(Page records with their text)
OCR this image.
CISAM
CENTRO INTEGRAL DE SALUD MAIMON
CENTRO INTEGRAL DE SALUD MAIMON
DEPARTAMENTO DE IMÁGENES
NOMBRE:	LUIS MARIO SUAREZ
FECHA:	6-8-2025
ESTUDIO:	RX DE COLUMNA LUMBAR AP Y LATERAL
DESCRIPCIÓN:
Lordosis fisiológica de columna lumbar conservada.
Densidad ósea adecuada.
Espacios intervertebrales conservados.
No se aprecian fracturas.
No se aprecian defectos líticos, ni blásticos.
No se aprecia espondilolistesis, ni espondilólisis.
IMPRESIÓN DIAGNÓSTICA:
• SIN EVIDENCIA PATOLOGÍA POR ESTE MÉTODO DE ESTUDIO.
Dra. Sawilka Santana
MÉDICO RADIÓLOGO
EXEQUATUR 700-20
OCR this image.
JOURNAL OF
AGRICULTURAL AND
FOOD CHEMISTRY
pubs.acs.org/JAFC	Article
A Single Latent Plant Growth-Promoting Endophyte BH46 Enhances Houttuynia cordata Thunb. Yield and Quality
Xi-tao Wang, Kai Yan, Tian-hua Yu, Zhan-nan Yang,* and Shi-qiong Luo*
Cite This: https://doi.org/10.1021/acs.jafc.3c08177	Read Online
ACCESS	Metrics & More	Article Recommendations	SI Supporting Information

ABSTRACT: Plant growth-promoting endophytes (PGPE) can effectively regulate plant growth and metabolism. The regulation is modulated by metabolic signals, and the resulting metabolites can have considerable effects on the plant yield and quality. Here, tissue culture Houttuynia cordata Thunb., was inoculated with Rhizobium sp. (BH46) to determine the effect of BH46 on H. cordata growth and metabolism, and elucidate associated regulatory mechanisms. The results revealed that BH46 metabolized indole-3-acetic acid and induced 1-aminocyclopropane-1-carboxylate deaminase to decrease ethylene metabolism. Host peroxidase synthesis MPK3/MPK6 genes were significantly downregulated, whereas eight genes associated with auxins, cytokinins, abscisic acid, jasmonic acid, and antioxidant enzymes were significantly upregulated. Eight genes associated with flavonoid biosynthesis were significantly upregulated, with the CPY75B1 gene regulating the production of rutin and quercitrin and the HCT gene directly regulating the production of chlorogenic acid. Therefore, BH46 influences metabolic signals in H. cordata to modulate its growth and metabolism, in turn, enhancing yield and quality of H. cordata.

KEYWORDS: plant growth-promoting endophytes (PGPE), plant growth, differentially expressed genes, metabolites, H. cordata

- Required action:
Copy out every record above once more, precisely as written.

- Response to this task:
OCR this image.
CISAM
CENTRO INTEGRAL DE SALUD MAIMON
CENTRO INTEGRAL DE SALUD MAIMON
DEPARTAMENTO DE IMÁGENES
NOMBRE:	LUIS MARIO SUAREZ
FECHA:	6-8-2025
ESTUDIO:	RX DE COLUMNA LUMBAR AP Y LATERAL
DESCRIPCIÓN:
Lordosis fisiológica de columna lumbar conservada.
Densidad ósea adecuada.
Espacios intervertebrales conservados.
No se aprecian fracturas.
No se aprecian defectos líticos, ni blásticos.
No se aprecia espondilolistesis, ni espondilólisis.
IMPRESIÓN DIAGNÓSTICA:
• SIN EVIDENCIA PATOLOGÍA POR ESTE MÉTODO DE ESTUDIO.
Dra. Sawilka Santana
MÉDICO RADIÓLOGO
EXEQUATUR 700-20
OCR this image.
JOURNAL OF
AGRICULTURAL AND
FOOD CHEMISTRY
pubs.acs.org/JAFC	Article
A Single Latent Plant Growth-Promoting Endophyte BH46 Enhances Houttuynia cordata Thunb. Yield and Quality
Xi-tao Wang, Kai Yan, Tian-hua Yu, Zhan-nan Yang,* and Shi-qiong Luo*
Cite This: https://doi.org/10.1021/acs.jafc.3c08177	Read Online
ACCESS	Metrics & More	Article Recommendations	SI Supporting Information

ABSTRACT: Plant growth-promoting endophytes (PGPE) can effectively regulate plant growth and metabolism. The regulation is modulated by metabolic signals, and the resulting metabolites can have considerable effects on the plant yield and quality. Here, tissue culture Houttuynia cordata Thunb., was inoculated with Rhizobium sp. (BH46) to determine the effect of BH46 on H. cordata growth and metabolism, and elucidate associated regulatory mechanisms. The results revealed that BH46 metabolized indole-3-acetic acid and induced 1-aminocyclopropane-1-carboxylate deaminase to decrease ethylene metabolism. Host peroxidase synthesis MPK3/MPK6 genes were significantly downregulated, whereas eight genes associated with auxins, cytokinins, abscisic acid, jasmonic acid, and antioxidant enzymes were significantly upregulated. Eight genes associated with flavonoid biosynthesis were significantly upregulated, with the CPY75B1 gene regulating the production of rutin and quercitrin and the HCT gene directly regulating the production of chlorogenic acid. Therefore, BH46 influences metabolic signals in H. cordata to modulate its growth and metabolism, in turn, enhancing yield and quality of H. cordata.

KEYWORDS: plant growth-promoting endophytes (PGPE), plant growth, differentially expressed genes, metabolites, H. cordata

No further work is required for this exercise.